### Task objective
Repeat the full listing below verbatim and keep the images out.

Records about charts and figures:
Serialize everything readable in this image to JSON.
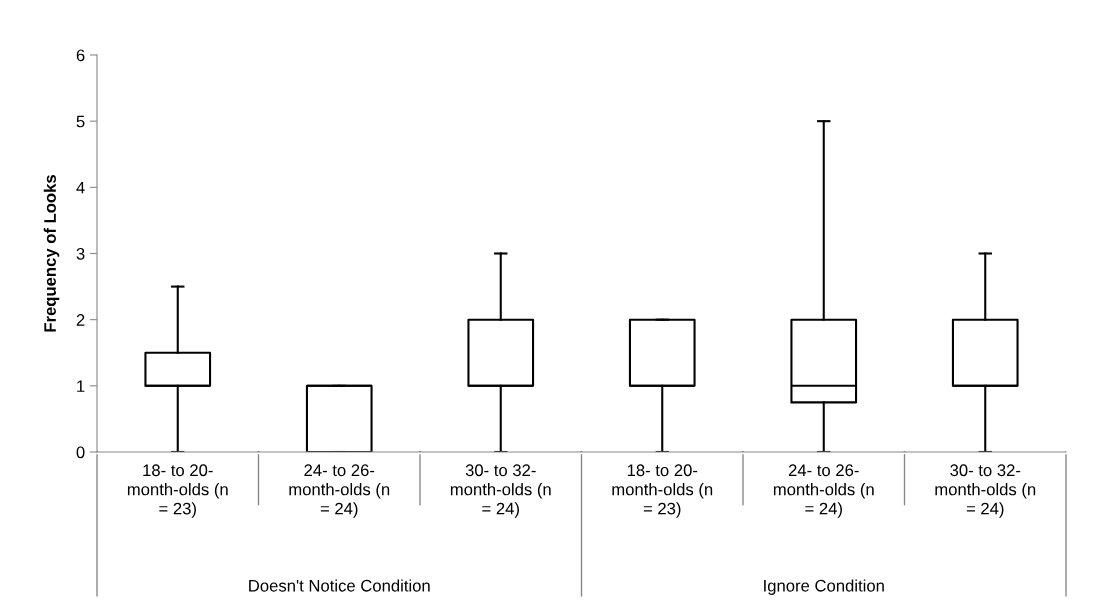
{
  "chart_data": {
    "type": "box",
    "ylabel": "Frequency of Looks",
    "categories": [
      "18- to 20-\nmonth-olds (n\n= 23)",
      "24- to 26-\nmonth-olds (n\n= 24)",
      "30- to 32-\nmonth-olds (n\n= 24)",
      "18- to 20-\nmonth-olds (n\n= 23)",
      "24- to 26-\nmonth-olds (n\n= 24)",
      "30- to 32-\nmonth-olds (n\n= 24)"
    ],
    "boxes": [
      {
        "low": 0,
        "q1": 1,
        "median": 1,
        "q3": 1.5,
        "high": 2.5
      },
      {
        "low": 0,
        "q1": 0,
        "median": 1,
        "q3": 1,
        "high": 1
      },
      {
        "low": 0,
        "q1": 1,
        "median": 1,
        "q3": 2,
        "high": 3
      },
      {
        "low": 0,
        "q1": 1,
        "median": 1,
        "q3": 2,
        "high": 2
      },
      {
        "low": 0,
        "q1": 0.75,
        "median": 1,
        "q3": 2,
        "high": 5
      },
      {
        "low": 0,
        "q1": 1,
        "median": 1,
        "q3": 2,
        "high": 3
      }
    ],
    "annotations": [
      "Doesn't Notice Condition",
      "Ignore Condition"
    ],
    "ylim": [
      0,
      6
    ],
    "yticks": [
      0,
      1,
      2,
      3,
      4,
      5,
      6
    ],
    "grid": false
  }
}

### The solution
Serialize everything readable in this image to JSON.
{
  "chart_data": {
    "type": "box",
    "ylabel": "Frequency of Looks",
    "categories": [
      "18- to 20-\nmonth-olds (n\n= 23)",
      "24- to 26-\nmonth-olds (n\n= 24)",
      "30- to 32-\nmonth-olds (n\n= 24)",
      "18- to 20-\nmonth-olds (n\n= 23)",
      "24- to 26-\nmonth-olds (n\n= 24)",
      "30- to 32-\nmonth-olds (n\n= 24)"
    ],
    "boxes": [
      {
        "low": 0,
        "q1": 1,
        "median": 1,
        "q3": 1.5,
        "high": 2.5
      },
      {
        "low": 0,
        "q1": 0,
        "median": 1,
        "q3": 1,
        "high": 1
      },
      {
        "low": 0,
        "q1": 1,
        "median": 1,
        "q3": 2,
        "high": 3
      },
      {
        "low": 0,
        "q1": 1,
        "median": 1,
        "q3": 2,
        "high": 2
      },
      {
        "low": 0,
        "q1": 0.75,
        "median": 1,
        "q3": 2,
        "high": 5
      },
      {
        "low": 0,
        "q1": 1,
        "median": 1,
        "q3": 2,
        "high": 3
      }
    ],
    "annotations": [
      "Doesn't Notice Condition",
      "Ignore Condition"
    ],
    "ylim": [
      0,
      6
    ],
    "yticks": [
      0,
      1,
      2,
      3,
      4,
      5,
      6
    ],
    "grid": false
  }
}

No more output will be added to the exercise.